#### Set task:
Copy out all the entries word for word.

#### Records:

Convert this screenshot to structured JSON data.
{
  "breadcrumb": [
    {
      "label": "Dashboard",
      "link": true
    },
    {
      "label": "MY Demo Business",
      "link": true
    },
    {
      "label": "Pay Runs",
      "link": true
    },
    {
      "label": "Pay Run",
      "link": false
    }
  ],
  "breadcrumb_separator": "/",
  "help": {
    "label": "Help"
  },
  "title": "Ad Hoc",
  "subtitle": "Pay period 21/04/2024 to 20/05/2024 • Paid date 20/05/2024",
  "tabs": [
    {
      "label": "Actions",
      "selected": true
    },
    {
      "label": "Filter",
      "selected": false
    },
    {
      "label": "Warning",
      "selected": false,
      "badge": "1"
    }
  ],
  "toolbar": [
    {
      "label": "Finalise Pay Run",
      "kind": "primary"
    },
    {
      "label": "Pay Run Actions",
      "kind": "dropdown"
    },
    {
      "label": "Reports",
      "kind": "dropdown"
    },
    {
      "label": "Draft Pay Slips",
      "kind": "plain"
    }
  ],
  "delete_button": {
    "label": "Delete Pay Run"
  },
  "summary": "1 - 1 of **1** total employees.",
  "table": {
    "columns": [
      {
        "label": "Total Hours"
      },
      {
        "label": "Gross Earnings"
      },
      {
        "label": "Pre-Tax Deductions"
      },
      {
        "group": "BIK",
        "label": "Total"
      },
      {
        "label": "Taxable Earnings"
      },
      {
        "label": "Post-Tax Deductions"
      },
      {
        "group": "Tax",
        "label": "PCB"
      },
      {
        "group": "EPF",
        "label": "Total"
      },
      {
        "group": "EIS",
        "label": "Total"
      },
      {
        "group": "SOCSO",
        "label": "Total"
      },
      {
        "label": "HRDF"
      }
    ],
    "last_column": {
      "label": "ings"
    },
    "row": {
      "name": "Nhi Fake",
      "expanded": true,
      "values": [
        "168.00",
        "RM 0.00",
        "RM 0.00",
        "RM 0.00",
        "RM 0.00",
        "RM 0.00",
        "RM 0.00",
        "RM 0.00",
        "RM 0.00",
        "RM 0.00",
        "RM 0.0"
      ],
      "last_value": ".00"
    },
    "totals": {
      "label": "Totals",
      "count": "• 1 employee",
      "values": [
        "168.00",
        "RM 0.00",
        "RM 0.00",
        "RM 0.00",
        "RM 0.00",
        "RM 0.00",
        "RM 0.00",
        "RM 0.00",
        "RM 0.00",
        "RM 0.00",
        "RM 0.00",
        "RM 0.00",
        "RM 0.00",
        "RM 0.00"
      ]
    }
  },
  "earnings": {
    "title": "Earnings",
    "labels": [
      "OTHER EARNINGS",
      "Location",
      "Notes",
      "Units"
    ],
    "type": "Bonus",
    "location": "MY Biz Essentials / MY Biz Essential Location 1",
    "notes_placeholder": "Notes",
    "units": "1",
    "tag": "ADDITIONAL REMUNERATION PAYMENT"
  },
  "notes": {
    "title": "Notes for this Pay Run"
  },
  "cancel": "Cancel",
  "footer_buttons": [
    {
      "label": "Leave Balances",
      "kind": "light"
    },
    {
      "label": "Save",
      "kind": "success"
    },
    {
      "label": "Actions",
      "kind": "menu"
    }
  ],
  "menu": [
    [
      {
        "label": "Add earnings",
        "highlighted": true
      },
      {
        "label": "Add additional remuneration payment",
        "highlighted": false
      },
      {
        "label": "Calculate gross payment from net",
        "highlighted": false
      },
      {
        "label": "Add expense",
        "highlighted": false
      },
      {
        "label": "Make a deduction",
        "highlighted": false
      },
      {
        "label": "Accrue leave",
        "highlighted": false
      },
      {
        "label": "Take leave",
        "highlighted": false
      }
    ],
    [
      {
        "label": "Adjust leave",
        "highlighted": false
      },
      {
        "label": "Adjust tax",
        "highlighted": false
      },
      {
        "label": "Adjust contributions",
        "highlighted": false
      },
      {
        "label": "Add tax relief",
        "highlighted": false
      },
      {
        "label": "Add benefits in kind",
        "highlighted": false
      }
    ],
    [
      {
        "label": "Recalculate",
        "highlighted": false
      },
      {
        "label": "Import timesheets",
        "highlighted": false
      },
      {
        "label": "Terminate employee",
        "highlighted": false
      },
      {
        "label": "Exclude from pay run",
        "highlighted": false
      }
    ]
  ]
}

#### Output for this exercise:
Convert this screenshot to structured JSON data.
{
  "breadcrumb": [
    {
      "label": "Dashboard",
      "link": true
    },
    {
      "label": "MY Demo Business",
      "link": true
    },
    {
      "label": "Pay Runs",
      "link": true
    },
    {
      "label": "Pay Run",
      "link": false
    }
  ],
  "breadcrumb_separator": "/",
  "help": {
    "label": "Help"
  },
  "title": "Ad Hoc",
  "subtitle": "Pay period 21/04/2024 to 20/05/2024 • Paid date 20/05/2024",
  "tabs": [
    {
      "label": "Actions",
      "selected": true
    },
    {
      "label": "Filter",
      "selected": false
    },
    {
      "label": "Warning",
      "selected": false,
      "badge": "1"
    }
  ],
  "toolbar": [
    {
      "label": "Finalise Pay Run",
      "kind": "primary"
    },
    {
      "label": "Pay Run Actions",
      "kind": "dropdown"
    },
    {
      "label": "Reports",
      "kind": "dropdown"
    },
    {
      "label": "Draft Pay Slips",
      "kind": "plain"
    }
  ],
  "delete_button": {
    "label": "Delete Pay Run"
  },
  "summary": "1 - 1 of **1** total employees.",
  "table": {
    "columns": [
      {
        "label": "Total Hours"
      },
      {
        "label": "Gross Earnings"
      },
      {
        "label": "Pre-Tax Deductions"
      },
      {
        "group": "BIK",
        "label": "Total"
      },
      {
        "label": "Taxable Earnings"
      },
      {
        "label": "Post-Tax Deductions"
      },
      {
        "group": "Tax",
        "label": "PCB"
      },
      {
        "group": "EPF",
        "label": "Total"
      },
      {
        "group": "EIS",
        "label": "Total"
      },
      {
        "group": "SOCSO",
        "label": "Total"
      },
      {
        "label": "HRDF"
      }
    ],
    "last_column": {
      "label": "ings"
    },
    "row": {
      "name": "Nhi Fake",
      "expanded": true,
      "values": [
        "168.00",
        "RM 0.00",
        "RM 0.00",
        "RM 0.00",
        "RM 0.00",
        "RM 0.00",
        "RM 0.00",
        "RM 0.00",
        "RM 0.00",
        "RM 0.00",
        "RM 0.0"
      ],
      "last_value": ".00"
    },
    "totals": {
      "label": "Totals",
      "count": "• 1 employee",
      "values": [
        "168.00",
        "RM 0.00",
        "RM 0.00",
        "RM 0.00",
        "RM 0.00",
        "RM 0.00",
        "RM 0.00",
        "RM 0.00",
        "RM 0.00",
        "RM 0.00",
        "RM 0.00",
        "RM 0.00",
        "RM 0.00",
        "RM 0.00"
      ]
    }
  },
  "earnings": {
    "title": "Earnings",
    "labels": [
      "OTHER EARNINGS",
      "Location",
      "Notes",
      "Units"
    ],
    "type": "Bonus",
    "location": "MY Biz Essentials / MY Biz Essential Location 1",
    "notes_placeholder": "Notes",
    "units": "1",
    "tag": "ADDITIONAL REMUNERATION PAYMENT"
  },
  "notes": {
    "title": "Notes for this Pay Run"
  },
  "cancel": "Cancel",
  "footer_buttons": [
    {
      "label": "Leave Balances",
      "kind": "light"
    },
    {
      "label": "Save",
      "kind": "success"
    },
    {
      "label": "Actions",
      "kind": "menu"
    }
  ],
  "menu": [
    [
      {
        "label": "Add earnings",
        "highlighted": true
      },
      {
        "label": "Add additional remuneration payment",
        "highlighted": false
      },
      {
        "label": "Calculate gross payment from net",
        "highlighted": false
      },
      {
        "label": "Add expense",
        "highlighted": false
      },
      {
        "label": "Make a deduction",
        "highlighted": false
      },
      {
        "label": "Accrue leave",
        "highlighted": false
      },
      {
        "label": "Take leave",
        "highlighted": false
      }
    ],
    [
      {
        "label": "Adjust leave",
        "highlighted": false
      },
      {
        "label": "Adjust tax",
        "highlighted": false
      },
      {
        "label": "Adjust contributions",
        "highlighted": false
      },
      {
        "label": "Add tax relief",
        "highlighted": false
      },
      {
        "label": "Add benefits in kind",
        "highlighted": false
      }
    ],
    [
      {
        "label": "Recalculate",
        "highlighted": false
      },
      {
        "label": "Import timesheets",
        "highlighted": false
      },
      {
        "label": "Terminate employee",
        "highlighted": false
      },
      {
        "label": "Exclude from pay run",
        "highlighted": false
      }
    ]
  ]
}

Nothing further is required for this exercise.